Lines of data:

● ● ● ●

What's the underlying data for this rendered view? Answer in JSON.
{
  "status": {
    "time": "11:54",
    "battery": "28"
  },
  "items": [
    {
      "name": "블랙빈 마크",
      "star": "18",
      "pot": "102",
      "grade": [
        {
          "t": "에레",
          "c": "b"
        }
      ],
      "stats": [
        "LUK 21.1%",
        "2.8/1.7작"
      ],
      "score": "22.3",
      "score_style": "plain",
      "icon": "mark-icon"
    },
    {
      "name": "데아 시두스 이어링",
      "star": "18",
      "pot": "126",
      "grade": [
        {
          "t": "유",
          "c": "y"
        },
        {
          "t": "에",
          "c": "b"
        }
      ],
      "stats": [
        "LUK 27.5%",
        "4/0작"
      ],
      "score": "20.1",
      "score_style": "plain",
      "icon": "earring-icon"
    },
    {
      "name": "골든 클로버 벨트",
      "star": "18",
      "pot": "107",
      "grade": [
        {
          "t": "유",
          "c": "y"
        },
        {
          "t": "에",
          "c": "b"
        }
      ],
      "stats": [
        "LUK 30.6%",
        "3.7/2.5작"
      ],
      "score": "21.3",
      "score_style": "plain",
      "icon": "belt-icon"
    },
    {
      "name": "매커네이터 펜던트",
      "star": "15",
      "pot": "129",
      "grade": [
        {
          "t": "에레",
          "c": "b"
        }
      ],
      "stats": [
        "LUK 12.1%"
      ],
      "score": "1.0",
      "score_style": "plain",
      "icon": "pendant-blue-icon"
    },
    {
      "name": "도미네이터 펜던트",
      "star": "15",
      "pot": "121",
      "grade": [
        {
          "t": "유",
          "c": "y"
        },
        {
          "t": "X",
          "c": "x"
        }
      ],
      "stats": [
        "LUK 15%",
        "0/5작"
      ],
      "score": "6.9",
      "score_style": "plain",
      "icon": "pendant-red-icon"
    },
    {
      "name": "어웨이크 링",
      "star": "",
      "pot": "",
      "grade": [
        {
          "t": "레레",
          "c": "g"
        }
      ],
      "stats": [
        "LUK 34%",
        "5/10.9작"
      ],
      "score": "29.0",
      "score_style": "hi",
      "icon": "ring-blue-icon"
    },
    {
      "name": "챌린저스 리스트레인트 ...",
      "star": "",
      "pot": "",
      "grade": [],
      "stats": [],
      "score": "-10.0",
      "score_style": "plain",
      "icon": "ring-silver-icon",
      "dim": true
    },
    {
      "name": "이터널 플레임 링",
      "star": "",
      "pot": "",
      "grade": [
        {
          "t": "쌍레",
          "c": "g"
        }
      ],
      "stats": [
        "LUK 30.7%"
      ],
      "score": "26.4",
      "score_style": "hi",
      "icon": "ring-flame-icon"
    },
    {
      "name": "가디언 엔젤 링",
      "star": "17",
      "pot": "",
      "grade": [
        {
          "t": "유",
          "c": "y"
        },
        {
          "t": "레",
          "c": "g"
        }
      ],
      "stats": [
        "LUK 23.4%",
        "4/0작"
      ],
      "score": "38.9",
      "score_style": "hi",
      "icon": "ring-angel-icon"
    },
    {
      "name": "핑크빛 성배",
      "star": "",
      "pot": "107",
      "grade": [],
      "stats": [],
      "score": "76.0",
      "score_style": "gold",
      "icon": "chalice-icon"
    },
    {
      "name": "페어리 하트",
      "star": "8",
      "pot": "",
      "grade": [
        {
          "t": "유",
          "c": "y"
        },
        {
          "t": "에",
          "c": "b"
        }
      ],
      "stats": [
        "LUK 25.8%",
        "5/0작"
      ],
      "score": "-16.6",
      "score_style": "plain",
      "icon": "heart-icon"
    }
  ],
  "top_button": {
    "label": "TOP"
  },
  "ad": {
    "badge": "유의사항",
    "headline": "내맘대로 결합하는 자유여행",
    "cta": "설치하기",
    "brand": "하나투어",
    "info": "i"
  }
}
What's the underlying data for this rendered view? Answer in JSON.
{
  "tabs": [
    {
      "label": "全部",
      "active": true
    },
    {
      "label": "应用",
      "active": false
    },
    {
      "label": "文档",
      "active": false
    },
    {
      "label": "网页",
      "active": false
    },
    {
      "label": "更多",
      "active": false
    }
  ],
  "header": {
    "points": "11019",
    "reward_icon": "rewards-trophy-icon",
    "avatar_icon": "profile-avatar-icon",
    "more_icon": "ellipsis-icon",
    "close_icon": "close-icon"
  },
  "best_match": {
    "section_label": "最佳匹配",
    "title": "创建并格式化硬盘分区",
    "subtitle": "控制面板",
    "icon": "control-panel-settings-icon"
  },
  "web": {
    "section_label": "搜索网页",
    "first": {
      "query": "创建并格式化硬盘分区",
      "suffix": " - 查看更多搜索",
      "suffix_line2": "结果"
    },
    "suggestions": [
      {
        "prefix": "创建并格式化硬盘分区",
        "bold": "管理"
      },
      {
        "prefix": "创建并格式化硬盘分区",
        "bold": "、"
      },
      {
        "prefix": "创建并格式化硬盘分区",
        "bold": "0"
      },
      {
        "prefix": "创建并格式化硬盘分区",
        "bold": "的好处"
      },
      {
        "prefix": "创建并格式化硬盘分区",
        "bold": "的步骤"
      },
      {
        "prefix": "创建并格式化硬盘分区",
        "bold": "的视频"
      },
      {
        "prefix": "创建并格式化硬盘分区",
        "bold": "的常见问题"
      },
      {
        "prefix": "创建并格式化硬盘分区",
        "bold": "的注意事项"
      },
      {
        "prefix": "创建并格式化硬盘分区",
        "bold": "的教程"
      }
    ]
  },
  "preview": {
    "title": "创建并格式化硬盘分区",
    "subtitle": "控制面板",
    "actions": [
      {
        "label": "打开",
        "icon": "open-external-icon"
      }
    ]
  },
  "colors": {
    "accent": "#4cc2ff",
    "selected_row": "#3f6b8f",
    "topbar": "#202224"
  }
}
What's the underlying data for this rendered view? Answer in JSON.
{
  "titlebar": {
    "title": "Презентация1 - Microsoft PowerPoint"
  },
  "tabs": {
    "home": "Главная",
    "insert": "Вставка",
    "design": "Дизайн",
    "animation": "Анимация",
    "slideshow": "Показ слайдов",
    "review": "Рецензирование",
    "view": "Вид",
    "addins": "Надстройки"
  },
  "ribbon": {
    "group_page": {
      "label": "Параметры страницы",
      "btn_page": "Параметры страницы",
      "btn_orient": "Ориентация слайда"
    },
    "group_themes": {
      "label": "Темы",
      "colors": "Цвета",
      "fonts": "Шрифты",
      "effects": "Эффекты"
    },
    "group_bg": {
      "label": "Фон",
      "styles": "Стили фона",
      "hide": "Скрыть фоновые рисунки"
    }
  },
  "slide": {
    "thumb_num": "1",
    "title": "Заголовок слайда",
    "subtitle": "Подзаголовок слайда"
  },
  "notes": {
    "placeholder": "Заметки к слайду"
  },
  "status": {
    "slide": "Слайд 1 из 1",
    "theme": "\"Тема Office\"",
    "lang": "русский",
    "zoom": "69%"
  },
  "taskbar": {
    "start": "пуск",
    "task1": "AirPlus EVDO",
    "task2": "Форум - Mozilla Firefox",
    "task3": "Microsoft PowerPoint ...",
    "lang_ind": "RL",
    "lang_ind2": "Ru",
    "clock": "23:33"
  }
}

● ● ● ●

Goal of the exercise:
Repeat each record exactly, leaving nothing out.

Exercise response:
What's the underlying data for this rendered view? Answer in JSON.
{
  "status": {
    "time": "11:54",
    "battery": "28"
  },
  "items": [
    {
      "name": "블랙빈 마크",
      "star": "18",
      "pot": "102",
      "grade": [
        {
          "t": "에레",
          "c": "b"
        }
      ],
      "stats": [
        "LUK 21.1%",
        "2.8/1.7작"
      ],
      "score": "22.3",
      "score_style": "plain",
      "icon": "mark-icon"
    },
    {
      "name": "데아 시두스 이어링",
      "star": "18",
      "pot": "126",
      "grade": [
        {
          "t": "유",
          "c": "y"
        },
        {
          "t": "에",
          "c": "b"
        }
      ],
      "stats": [
        "LUK 27.5%",
        "4/0작"
      ],
      "score": "20.1",
      "score_style": "plain",
      "icon": "earring-icon"
    },
    {
      "name": "골든 클로버 벨트",
      "star": "18",
      "pot": "107",
      "grade": [
        {
          "t": "유",
          "c": "y"
        },
        {
          "t": "에",
          "c": "b"
        }
      ],
      "stats": [
        "LUK 30.6%",
        "3.7/2.5작"
      ],
      "score": "21.3",
      "score_style": "plain",
      "icon": "belt-icon"
    },
    {
      "name": "매커네이터 펜던트",
      "star": "15",
      "pot": "129",
      "grade": [
        {
          "t": "에레",
          "c": "b"
        }
      ],
      "stats": [
        "LUK 12.1%"
      ],
      "score": "1.0",
      "score_style": "plain",
      "icon": "pendant-blue-icon"
    },
    {
      "name": "도미네이터 펜던트",
      "star": "15",
      "pot": "121",
      "grade": [
        {
          "t": "유",
          "c": "y"
        },
        {
          "t": "X",
          "c": "x"
        }
      ],
      "stats": [
        "LUK 15%",
        "0/5작"
      ],
      "score": "6.9",
      "score_style": "plain",
      "icon": "pendant-red-icon"
    },
    {
      "name": "어웨이크 링",
      "star": "",
      "pot": "",
      "grade": [
        {
          "t": "레레",
          "c": "g"
        }
      ],
      "stats": [
        "LUK 34%",
        "5/10.9작"
      ],
      "score": "29.0",
      "score_style": "hi",
      "icon": "ring-blue-icon"
    },
    {
      "name": "챌린저스 리스트레인트 ...",
      "star": "",
      "pot": "",
      "grade": [],
      "stats": [],
      "score": "-10.0",
      "score_style": "plain",
      "icon": "ring-silver-icon",
      "dim": true
    },
    {
      "name": "이터널 플레임 링",
      "star": "",
      "pot": "",
      "grade": [
        {
          "t": "쌍레",
          "c": "g"
        }
      ],
      "stats": [
        "LUK 30.7%"
      ],
      "score": "26.4",
      "score_style": "hi",
      "icon": "ring-flame-icon"
    },
    {
      "name": "가디언 엔젤 링",
      "star": "17",
      "pot": "",
      "grade": [
        {
          "t": "유",
          "c": "y"
        },
        {
          "t": "레",
          "c": "g"
        }
      ],
      "stats": [
        "LUK 23.4%",
        "4/0작"
      ],
      "score": "38.9",
      "score_style": "hi",
      "icon": "ring-angel-icon"
    },
    {
      "name": "핑크빛 성배",
      "star": "",
      "pot": "107",
      "grade": [],
      "stats": [],
      "score": "76.0",
      "score_style": "gold",
      "icon": "chalice-icon"
    },
    {
      "name": "페어리 하트",
      "star": "8",
      "pot": "",
      "grade": [
        {
          "t": "유",
          "c": "y"
        },
        {
          "t": "에",
          "c": "b"
        }
      ],
      "stats": [
        "LUK 25.8%",
        "5/0작"
      ],
      "score": "-16.6",
      "score_style": "plain",
      "icon": "heart-icon"
    }
  ],
  "top_button": {
    "label": "TOP"
  },
  "ad": {
    "badge": "유의사항",
    "headline": "내맘대로 결합하는 자유여행",
    "cta": "설치하기",
    "brand": "하나투어",
    "info": "i"
  }
}
What's the underlying data for this rendered view? Answer in JSON.
{
  "tabs": [
    {
      "label": "全部",
      "active": true
    },
    {
      "label": "应用",
      "active": false
    },
    {
      "label": "文档",
      "active": false
    },
    {
      "label": "网页",
      "active": false
    },
    {
      "label": "更多",
      "active": false
    }
  ],
  "header": {
    "points": "11019",
    "reward_icon": "rewards-trophy-icon",
    "avatar_icon": "profile-avatar-icon",
    "more_icon": "ellipsis-icon",
    "close_icon": "close-icon"
  },
  "best_match": {
    "section_label": "最佳匹配",
    "title": "创建并格式化硬盘分区",
    "subtitle": "控制面板",
    "icon": "control-panel-settings-icon"
  },
  "web": {
    "section_label": "搜索网页",
    "first": {
      "query": "创建并格式化硬盘分区",
      "suffix": " - 查看更多搜索",
      "suffix_line2": "结果"
    },
    "suggestions": [
      {
        "prefix": "创建并格式化硬盘分区",
        "bold": "管理"
      },
      {
        "prefix": "创建并格式化硬盘分区",
        "bold": "、"
      },
      {
        "prefix": "创建并格式化硬盘分区",
        "bold": "0"
      },
      {
        "prefix": "创建并格式化硬盘分区",
        "bold": "的好处"
      },
      {
        "prefix": "创建并格式化硬盘分区",
        "bold": "的步骤"
      },
      {
        "prefix": "创建并格式化硬盘分区",
        "bold": "的视频"
      },
      {
        "prefix": "创建并格式化硬盘分区",
        "bold": "的常见问题"
      },
      {
        "prefix": "创建并格式化硬盘分区",
        "bold": "的注意事项"
      },
      {
        "prefix": "创建并格式化硬盘分区",
        "bold": "的教程"
      }
    ]
  },
  "preview": {
    "title": "创建并格式化硬盘分区",
    "subtitle": "控制面板",
    "actions": [
      {
        "label": "打开",
        "icon": "open-external-icon"
      }
    ]
  },
  "colors": {
    "accent": "#4cc2ff",
    "selected_row": "#3f6b8f",
    "topbar": "#202224"
  }
}
What's the underlying data for this rendered view? Answer in JSON.
{
  "titlebar": {
    "title": "Презентация1 - Microsoft PowerPoint"
  },
  "tabs": {
    "home": "Главная",
    "insert": "Вставка",
    "design": "Дизайн",
    "animation": "Анимация",
    "slideshow": "Показ слайдов",
    "review": "Рецензирование",
    "view": "Вид",
    "addins": "Надстройки"
  },
  "ribbon": {
    "group_page": {
      "label": "Параметры страницы",
      "btn_page": "Параметры страницы",
      "btn_orient": "Ориентация слайда"
    },
    "group_themes": {
      "label": "Темы",
      "colors": "Цвета",
      "fonts": "Шрифты",
      "effects": "Эффекты"
    },
    "group_bg": {
      "label": "Фон",
      "styles": "Стили фона",
      "hide": "Скрыть фоновые рисунки"
    }
  },
  "slide": {
    "thumb_num": "1",
    "title": "Заголовок слайда",
    "subtitle": "Подзаголовок слайда"
  },
  "notes": {
    "placeholder": "Заметки к слайду"
  },
  "status": {
    "slide": "Слайд 1 из 1",
    "theme": "\"Тема Office\"",
    "lang": "русский",
    "zoom": "69%"
  },
  "taskbar": {
    "start": "пуск",
    "task1": "AirPlus EVDO",
    "task2": "Форум - Mozilla Firefox",
    "task3": "Microsoft PowerPoint ...",
    "lang_ind": "RL",
    "lang_ind2": "Ru",
    "clock": "23:33"
  }
}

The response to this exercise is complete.